_Input data_
╔══
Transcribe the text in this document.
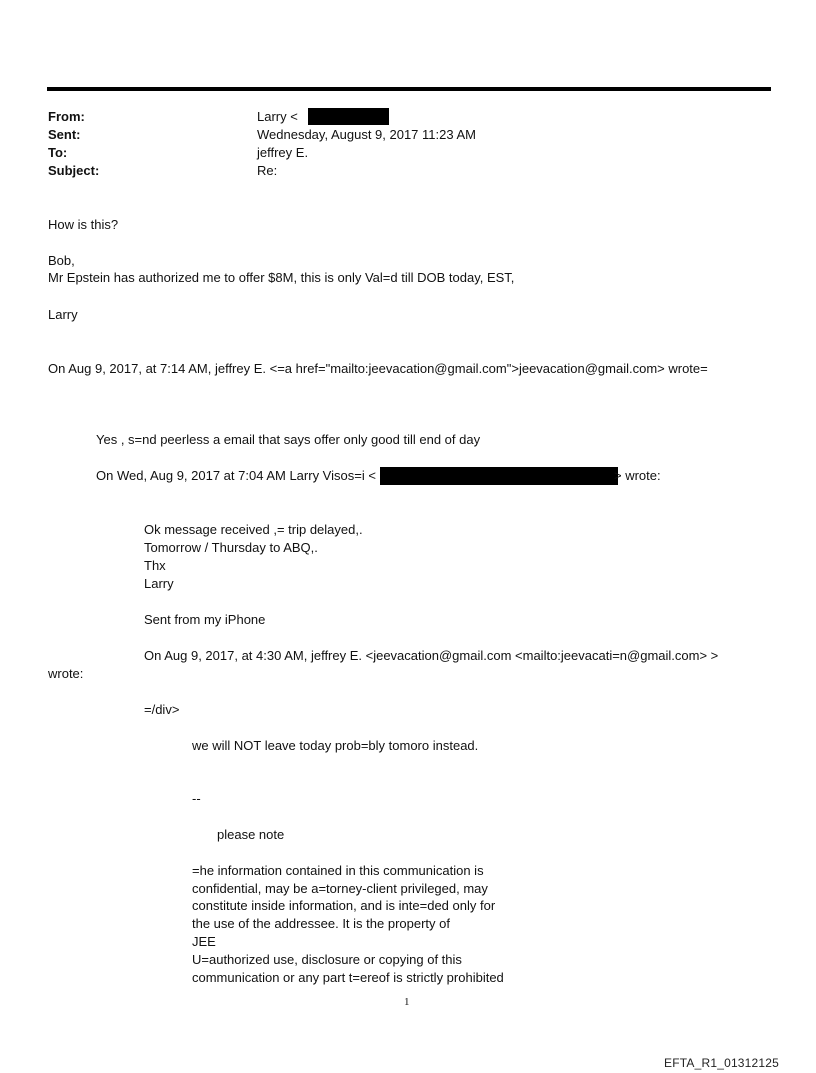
From:	Larry <
Sent:	Wednesday, August 9, 2017 11:23 AM
To:	jeffrey E.
Subject:	Re:
How is this?
Bob,
Mr Epstein has authorized me to offer $8M, this is only Val=d till DOB today, EST,
Larry
On Aug 9, 2017, at 7:14 AM, jeffrey E. <=a href="mailto:jeevacation@gmail.com">jeevacation@gmail.com> wrote=
Yes , s=nd peerless a email that says offer only good till end of day
On Wed, Aug 9, 2017 at 7:04 AM Larry Visos=i <	> wrote:
Ok message received ,= trip delayed,.
Tomorrow / Thursday to ABQ,.
Thx
Larry
Sent from my iPhone
On Aug 9, 2017, at 4:30 AM, jeffrey E. <jeevacation@gmail.com <mailto:jeevacati=n@gmail.com> >
wrote:
=/div>
we will NOT leave today prob=bly tomoro instead.
--
please note
=he information contained in this communication is
confidential, may be a=torney-client privileged, may
constitute inside information, and is inte=ded only for
the use of the addressee. It is the property of
JEE
U=authorized use, disclosure or copying of this
communication or any part t=ereof is strictly prohibited
1
EFTA_R1_01312125
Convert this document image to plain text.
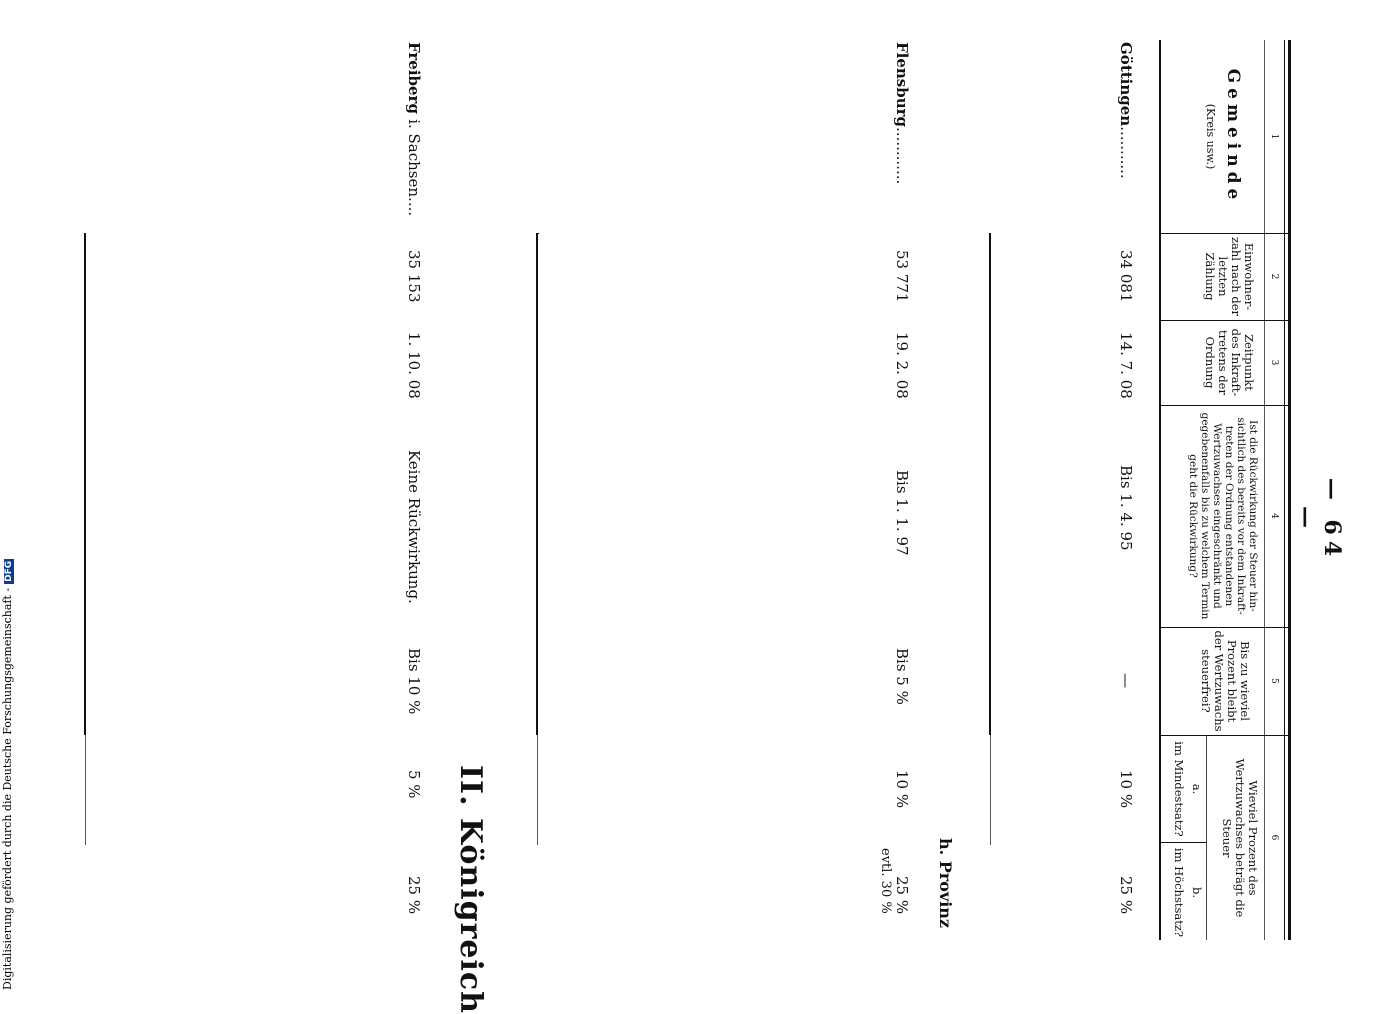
— 64 —
1
2
3
4
5
6
Gemeinde
(Kreis usw.)
Einwohner-zahl nach der letzten Zählung
Zeitpunkt des Inkraft-tretens der Ordnung
Ist die Rückwirkung der Steuer hin-sichtlich des bereits vor dem Inkraft-treten der Ordnung entstandenen Wertzuwachses eingeschränkt und gegebenenfalls bis zu welchem Termin geht die Rückwirkung?
Bis zu wieviel Prozent bleibt der Wertzuwachs steuerfrei?
Wieviel Prozent des Wertzuwachses beträgt die Steuer
a.
im Mindestsatz?
b.
im Höchstsatz?
Göttingen...........
34 081
14. 7. 08
Bis 1. 4. 95
—
10 %
25 %
h. Provinz
Flensburg............
53 771
19. 2. 08
Bis 1. 1. 97
Bis 5 %
10 %
25 %
evtl. 30 %
II. Königreich
Freiberg i. Sachsen....
35 153
1. 10. 08
Keine Rückwirkung.
Bis 10 %
5 %
25 %
Digitalisierung gefördert durch die Deutsche Forschungsgemeinschaft -DFG
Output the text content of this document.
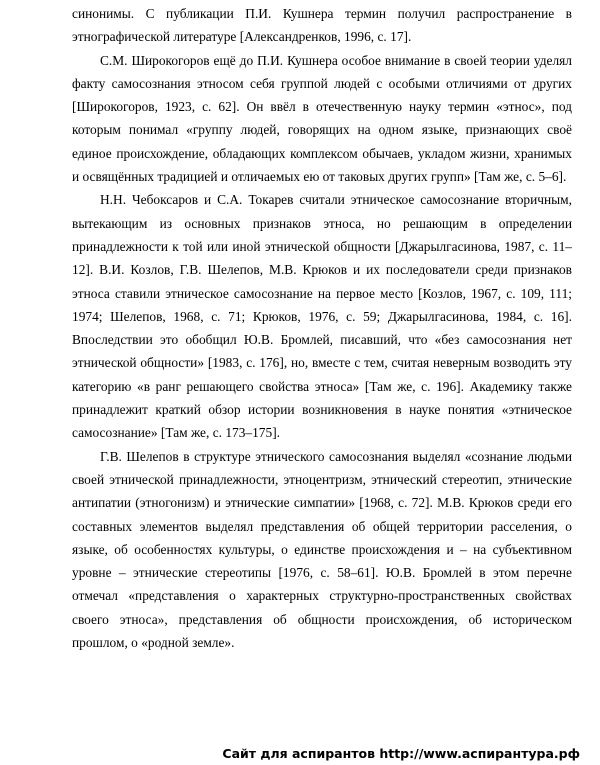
синонимы. С публикации П.И. Кушнера термин получил распространение в этнографической литературе [Александренков, 1996, с. 17].

С.М. Широкогоров ещё до П.И. Кушнера особое внимание в своей теории уделял факту самосознания этносом себя группой людей с особыми отличиями от других [Широкогоров, 1923, с. 62]. Он ввёл в отечественную науку термин «этнос», под которым понимал «группу людей, говорящих на одном языке, признающих своё единое происхождение, обладающих комплексом обычаев, укладом жизни, хранимых и освящённых традицией и отличаемых ею от таковых других групп» [Там же, с. 5–6].

Н.Н. Чебоксаров и С.А. Токарев считали этническое самосознание вторичным, вытекающим из основных признаков этноса, но решающим в определении принадлежности к той или иной этнической общности [Джарылгасинова, 1987, с. 11–12]. В.И. Козлов, Г.В. Шелепов, М.В. Крюков и их последователи среди признаков этноса ставили этническое самосознание на первое место [Козлов, 1967, с. 109, 111; 1974; Шелепов, 1968, с. 71; Крюков, 1976, с. 59; Джарылгасинова, 1984, с. 16]. Впоследствии это обобщил Ю.В. Бромлей, писавший, что «без самосознания нет этнической общности» [1983, с. 176], но, вместе с тем, считая неверным возводить эту категорию «в ранг решающего свойства этноса» [Там же, с. 196]. Академику также принадлежит краткий обзор истории возникновения в науке понятия «этническое самосознание» [Там же, с. 173–175].

Г.В. Шелепов в структуре этнического самосознания выделял «сознание людьми своей этнической принадлежности, этноцентризм, этнический стереотип, этнические антипатии (этногонизм) и этнические симпатии» [1968, с. 72]. М.В. Крюков среди его составных элементов выделял представления об общей территории расселения, о языке, об особенностях культуры, о единстве происхождения и – на субъективном уровне – этнические стереотипы [1976, с. 58–61]. Ю.В. Бромлей в этом перечне отмечал «представления о характерных структурно-пространственных свойствах своего этноса», представления об общности происхождения, об историческом прошлом, о «родной земле».

Сайт для аспирантов http://www.аспирантура.рф
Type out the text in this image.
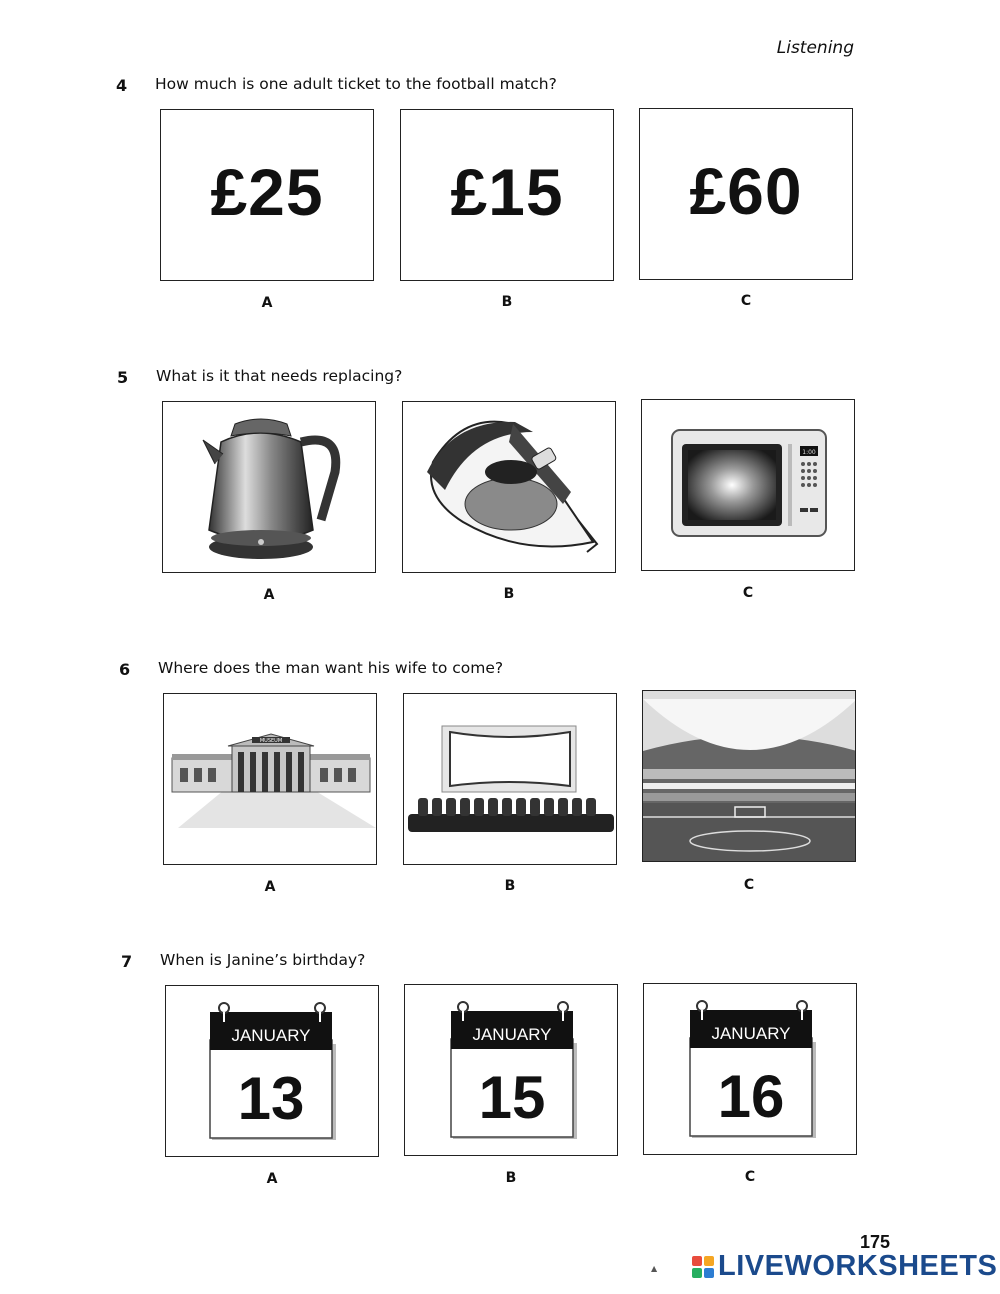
Listening
4 How much is one adult ticket to the football match?
£25	£15	£60
A	B	C
5 What is it that needs replacing?
1:00
A	B	C
6 Where does the man want his wife to come?
MUSEUM
A	B	C
7 When is Janine’s birthday?
JANUARY
13
JANUARY
15
JANUARY
16
A	B	C
175
▲ LIVEWORKSHEETS
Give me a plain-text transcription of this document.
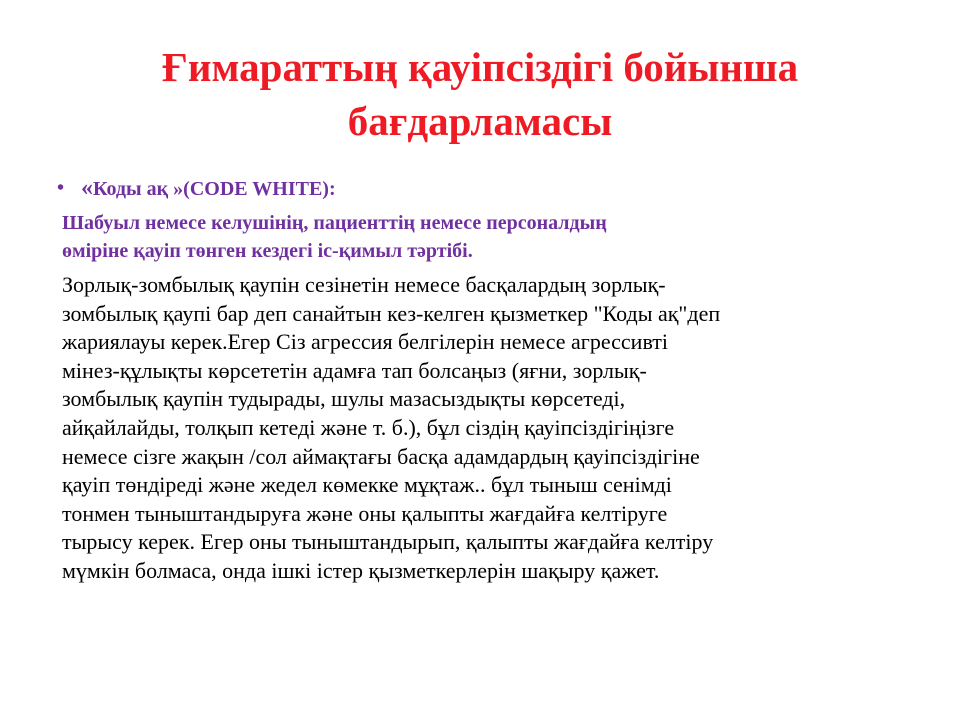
Ғимараттың қауіпсіздігі бойынша
бағдарламасы
• «Коды ақ »(CODE WHITE):
Шабуыл немесе келушінің, пациенттің немесе персоналдың
өміріне қауіп төнген кездегі іс-қимыл тәртібі.
Зорлық-зомбылық қаупін сезінетін немесе басқалардың зорлық-
зомбылық қаупі бар деп санайтын кез-келген қызметкер "Коды ақ"деп
жариялауы керек.Егер Сіз агрессия белгілерін немесе агрессивті
мінез-құлықты көрсететін адамға тап болсаңыз (яғни, зорлық-
зомбылық қаупін тудырады, шулы мазасыздықты көрсетеді,
айқайлайды, толқып кетеді және т. б.), бұл сіздің қауіпсіздігіңізге
немесе сізге жақын /сол аймақтағы басқа адамдардың қауіпсіздігіне
қауіп төндіреді және жедел көмекке мұқтаж.. бұл тыныш сенімді
тонмен тыныштандыруға және оны қалыпты жағдайға келтіруге
тырысу керек. Егер оны тыныштандырып, қалыпты жағдайға келтіру
мүмкін болмаса, онда ішкі істер қызметкерлерін шақыру қажет.
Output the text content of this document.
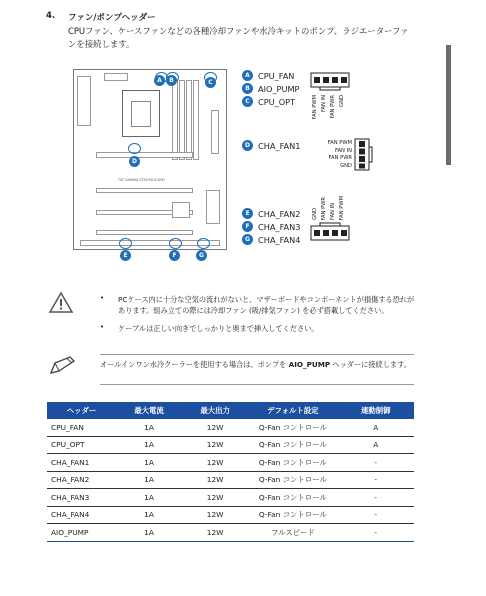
4. ファン/ポンプヘッダー
CPUファン、ケースファンなどの各種冷却ファンや水冷キットのポンプ、ラジエーターファンを接続します。
TUF GAMING Z790-PLUS WIFI
A	B	C
D
E	F	G
A CPU_FAN
B	AIO_PUMP
C	CPU_OPT
D CHA_FAN1
E	CHA_FAN2
F	CHA_FAN3
G CHA_FAN4
FAN PWM FAN IN FAN PWR GND
FAN PWM
FAN IN
FAN PWR
GND
GND FAN PWR FAN IN FAN PWM
• PCケース内に十分な空気の流れがないと、マザーボードやコンポーネントが損傷する恐れがあります。組み立ての際には冷却ファン (吸/排気ファン) を必ず搭載してください。
• ケーブルは正しい向きでしっかりと奥まで挿入してください。
オールインワン水冷クーラーを使用する場合は、ポンプを AIO_PUMP ヘッダーに接続します。
ヘッダー	最大電流	最大出力	デフォルト設定	連動制御
CPU_FAN	1A	12W	Q-Fan コントロール	A
CPU_OPT	1A	12W	Q-Fan コントロール	A
CHA_FAN1	1A	12W	Q-Fan コントロール	-
CHA_FAN2	1A	12W	Q-Fan コントロール	-
CHA_FAN3	1A	12W	Q-Fan コントロール	-
CHA_FAN4	1A	12W	Q-Fan コントロール	-
AIO_PUMP	1A	12W	フルスピード	-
╚══
_Objective_
Pictures in the records above should not be copied. Repeat everything else exactly.

_Answer to the problem_
Transcribe the text in this document.
From:	Larry <
Sent:	Wednesday, August 9, 2017 11:23 AM
To:	jeffrey E.
Subject:	Re:
How is this?
Bob,
Mr Epstein has authorized me to offer $8M, this is only Val=d till DOB today, EST,
Larry
On Aug 9, 2017, at 7:14 AM, jeffrey E. <=a href="mailto:jeevacation@gmail.com">jeevacation@gmail.com> wrote=
Yes , s=nd peerless a email that says offer only good till end of day
On Wed, Aug 9, 2017 at 7:04 AM Larry Visos=i <	> wrote:
Ok message received ,= trip delayed,.
Tomorrow / Thursday to ABQ,.
Thx
Larry
Sent from my iPhone
On Aug 9, 2017, at 4:30 AM, jeffrey E. <jeevacation@gmail.com <mailto:jeevacati=n@gmail.com> >
wrote:
=/div>
we will NOT leave today prob=bly tomoro instead.
--
please note
=he information contained in this communication is
confidential, may be a=torney-client privileged, may
constitute inside information, and is inte=ded only for
the use of the addressee. It is the property of
JEE
U=authorized use, disclosure or copying of this
communication or any part t=ereof is strictly prohibited
1
EFTA_R1_01312125
Convert this document image to plain text.
— 64 —
1
2
3
4
5
6
Gemeinde
(Kreis usw.)
Einwohner-zahl nach der letzten Zählung
Zeitpunkt des Inkraft-tretens der Ordnung
Ist die Rückwirkung der Steuer hin-sichtlich des bereits vor dem Inkraft-treten der Ordnung entstandenen Wertzuwachses eingeschränkt und gegebenenfalls bis zu welchem Termin geht die Rückwirkung?
Bis zu wieviel Prozent bleibt der Wertzuwachs steuerfrei?
Wieviel Prozent des Wertzuwachses beträgt die Steuer
a.
im Mindestsatz?
b.
im Höchstsatz?
Göttingen...........
34 081
14. 7. 08
Bis 1. 4. 95
—
10 %
25 %
h. Provinz
Flensburg............
53 771
19. 2. 08
Bis 1. 1. 97
Bis 5 %
10 %
25 %
evtl. 30 %
II. Königreich
Freiberg i. Sachsen....
35 153
1. 10. 08
Keine Rückwirkung.
Bis 10 %
5 %
25 %
Digitalisierung gefördert durch die Deutsche Forschungsgemeinschaft -DFG
Output the text content of this document.
синонимы. С публикации П.И. Кушнера термин получил распространение в этнографической литературе [Александренков, 1996, с. 17].

С.М. Широкогоров ещё до П.И. Кушнера особое внимание в своей теории уделял факту самосознания этносом себя группой людей с особыми отличиями от других [Широкогоров, 1923, с. 62]. Он ввёл в отечественную науку термин «этнос», под которым понимал «группу людей, говорящих на одном языке, признающих своё единое происхождение, обладающих комплексом обычаев, укладом жизни, хранимых и освящённых традицией и отличаемых ею от таковых других групп» [Там же, с. 5–6].

Н.Н. Чебоксаров и С.А. Токарев считали этническое самосознание вторичным, вытекающим из основных признаков этноса, но решающим в определении принадлежности к той или иной этнической общности [Джарылгасинова, 1987, с. 11–12]. В.И. Козлов, Г.В. Шелепов, М.В. Крюков и их последователи среди признаков этноса ставили этническое самосознание на первое место [Козлов, 1967, с. 109, 111; 1974; Шелепов, 1968, с. 71; Крюков, 1976, с. 59; Джарылгасинова, 1984, с. 16]. Впоследствии это обобщил Ю.В. Бромлей, писавший, что «без самосознания нет этнической общности» [1983, с. 176], но, вместе с тем, считая неверным возводить эту категорию «в ранг решающего свойства этноса» [Там же, с. 196]. Академику также принадлежит краткий обзор истории возникновения в науке понятия «этническое самосознание» [Там же, с. 173–175].

Г.В. Шелепов в структуре этнического самосознания выделял «сознание людьми своей этнической принадлежности, этноцентризм, этнический стереотип, этнические антипатии (этногонизм) и этнические симпатии» [1968, с. 72]. М.В. Крюков среди его составных элементов выделял представления об общей территории расселения, о языке, об особенностях культуры, о единстве происхождения и – на субъективном уровне – этнические стереотипы [1976, с. 58–61]. Ю.В. Бромлей в этом перечне отмечал «представления о характерных структурно-пространственных свойствах своего этноса», представления об общности происхождения, об историческом прошлом, о «родной земле».

Сайт для аспирантов http://www.аспирантура.рф
Type out the text in this image.
Listening
4 How much is one adult ticket to the football match?
£25	£15	£60
A	B	C
5 What is it that needs replacing?
1:00
A	B	C
6 Where does the man want his wife to come?
MUSEUM
A	B	C
7 When is Janine’s birthday?
JANUARY
13
JANUARY
15
JANUARY
16
A	B	C
175
▲ LIVEWORKSHEETS
Give me a plain-text transcription of this document.
Ғимараттың қауіпсіздігі бойынша
бағдарламасы
• «Коды ақ »(CODE WHITE):
Шабуыл немесе келушінің, пациенттің немесе персоналдың
өміріне қауіп төнген кездегі іс-қимыл тәртібі.
Зорлық-зомбылық қаупін сезінетін немесе басқалардың зорлық-
зомбылық қаупі бар деп санайтын кез-келген қызметкер "Коды ақ"деп
жариялауы керек.Егер Сіз агрессия белгілерін немесе агрессивті
мінез-құлықты көрсететін адамға тап болсаңыз (яғни, зорлық-
зомбылық қаупін тудырады, шулы мазасыздықты көрсетеді,
айқайлайды, толқып кетеді және т. б.), бұл сіздің қауіпсіздігіңізге
немесе сізге жақын /сол аймақтағы басқа адамдардың қауіпсіздігіне
қауіп төндіреді және жедел көмекке мұқтаж.. бұл тыныш сенімді
тонмен тыныштандыруға және оны қалыпты жағдайға келтіруге
тырысу керек. Егер оны тыныштандырып, қалыпты жағдайға келтіру
мүмкін болмаса, онда ішкі істер қызметкерлерін шақыру қажет.
Output the text content of this document.
4. ファン/ポンプヘッダー
CPUファン、ケースファンなどの各種冷却ファンや水冷キットのポンプ、ラジエーターファンを接続します。
TUF GAMING Z790-PLUS WIFI
A	B	C
D
E	F	G
A CPU_FAN
B	AIO_PUMP
C	CPU_OPT
D CHA_FAN1
E	CHA_FAN2
F	CHA_FAN3
G CHA_FAN4
FAN PWM FAN IN FAN PWR GND
FAN PWM
FAN IN
FAN PWR
GND
GND FAN PWR FAN IN FAN PWM
• PCケース内に十分な空気の流れがないと、マザーボードやコンポーネントが損傷する恐れがあります。組み立ての際には冷却ファン (吸/排気ファン) を必ず搭載してください。
• ケーブルは正しい向きでしっかりと奥まで挿入してください。
オールインワン水冷クーラーを使用する場合は、ポンプを AIO_PUMP ヘッダーに接続します。
ヘッダー	最大電流	最大出力	デフォルト設定	連動制御
CPU_FAN	1A	12W	Q-Fan コントロール	A
CPU_OPT	1A	12W	Q-Fan コントロール	A
CHA_FAN1	1A	12W	Q-Fan コントロール	-
CHA_FAN2	1A	12W	Q-Fan コントロール	-
CHA_FAN3	1A	12W	Q-Fan コントロール	-
CHA_FAN4	1A	12W	Q-Fan コントロール	-
AIO_PUMP	1A	12W	フルスピード	-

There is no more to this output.